§ **Task**
Lines containing "also" are to be counted. Give the number and nothing more.

§ **Dataset content**

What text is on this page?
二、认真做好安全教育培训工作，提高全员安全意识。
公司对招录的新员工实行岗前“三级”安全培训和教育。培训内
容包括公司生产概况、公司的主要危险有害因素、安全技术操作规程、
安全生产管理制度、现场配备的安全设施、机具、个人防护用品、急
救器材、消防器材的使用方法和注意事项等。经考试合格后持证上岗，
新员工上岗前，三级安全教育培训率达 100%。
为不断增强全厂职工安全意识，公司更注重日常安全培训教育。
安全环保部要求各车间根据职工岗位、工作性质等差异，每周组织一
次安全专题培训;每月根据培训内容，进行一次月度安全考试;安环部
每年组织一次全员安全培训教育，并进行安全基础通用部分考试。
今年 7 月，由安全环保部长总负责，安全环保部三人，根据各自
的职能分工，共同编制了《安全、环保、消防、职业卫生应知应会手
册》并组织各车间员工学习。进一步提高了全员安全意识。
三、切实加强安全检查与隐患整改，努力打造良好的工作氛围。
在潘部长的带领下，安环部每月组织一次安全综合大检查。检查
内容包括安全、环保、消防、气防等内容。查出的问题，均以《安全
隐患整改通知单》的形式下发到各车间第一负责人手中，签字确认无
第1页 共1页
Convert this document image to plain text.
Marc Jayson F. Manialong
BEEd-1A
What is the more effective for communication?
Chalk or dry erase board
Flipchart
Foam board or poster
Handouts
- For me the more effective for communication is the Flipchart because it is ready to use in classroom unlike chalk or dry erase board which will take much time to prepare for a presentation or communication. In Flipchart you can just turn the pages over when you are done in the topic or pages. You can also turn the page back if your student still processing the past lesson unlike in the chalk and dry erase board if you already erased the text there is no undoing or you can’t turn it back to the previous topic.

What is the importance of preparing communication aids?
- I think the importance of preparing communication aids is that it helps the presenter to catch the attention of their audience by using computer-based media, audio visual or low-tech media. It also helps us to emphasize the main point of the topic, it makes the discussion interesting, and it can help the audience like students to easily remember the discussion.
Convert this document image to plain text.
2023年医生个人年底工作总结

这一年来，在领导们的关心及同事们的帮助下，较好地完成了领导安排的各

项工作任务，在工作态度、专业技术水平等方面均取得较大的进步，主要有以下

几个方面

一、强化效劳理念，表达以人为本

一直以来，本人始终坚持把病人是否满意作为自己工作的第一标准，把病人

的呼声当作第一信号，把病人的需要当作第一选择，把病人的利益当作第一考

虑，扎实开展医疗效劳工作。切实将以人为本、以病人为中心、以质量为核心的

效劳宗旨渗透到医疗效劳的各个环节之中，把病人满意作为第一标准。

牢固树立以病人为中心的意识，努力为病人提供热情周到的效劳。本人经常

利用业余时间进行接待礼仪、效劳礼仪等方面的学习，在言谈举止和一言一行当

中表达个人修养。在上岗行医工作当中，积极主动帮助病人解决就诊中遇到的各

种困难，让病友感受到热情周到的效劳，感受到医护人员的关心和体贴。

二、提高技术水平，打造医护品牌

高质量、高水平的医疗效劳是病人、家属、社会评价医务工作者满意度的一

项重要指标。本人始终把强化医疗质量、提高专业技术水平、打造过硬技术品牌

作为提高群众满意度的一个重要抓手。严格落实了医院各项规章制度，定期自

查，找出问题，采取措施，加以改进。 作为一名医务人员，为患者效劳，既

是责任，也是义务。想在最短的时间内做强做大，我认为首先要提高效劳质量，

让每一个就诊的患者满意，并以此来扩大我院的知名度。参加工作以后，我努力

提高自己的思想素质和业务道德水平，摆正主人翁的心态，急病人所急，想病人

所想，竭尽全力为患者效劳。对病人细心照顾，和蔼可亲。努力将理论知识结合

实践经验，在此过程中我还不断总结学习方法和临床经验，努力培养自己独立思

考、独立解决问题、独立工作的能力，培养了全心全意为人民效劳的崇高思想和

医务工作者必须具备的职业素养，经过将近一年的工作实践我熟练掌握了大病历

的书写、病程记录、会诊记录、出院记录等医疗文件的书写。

§ **Answer in full**
2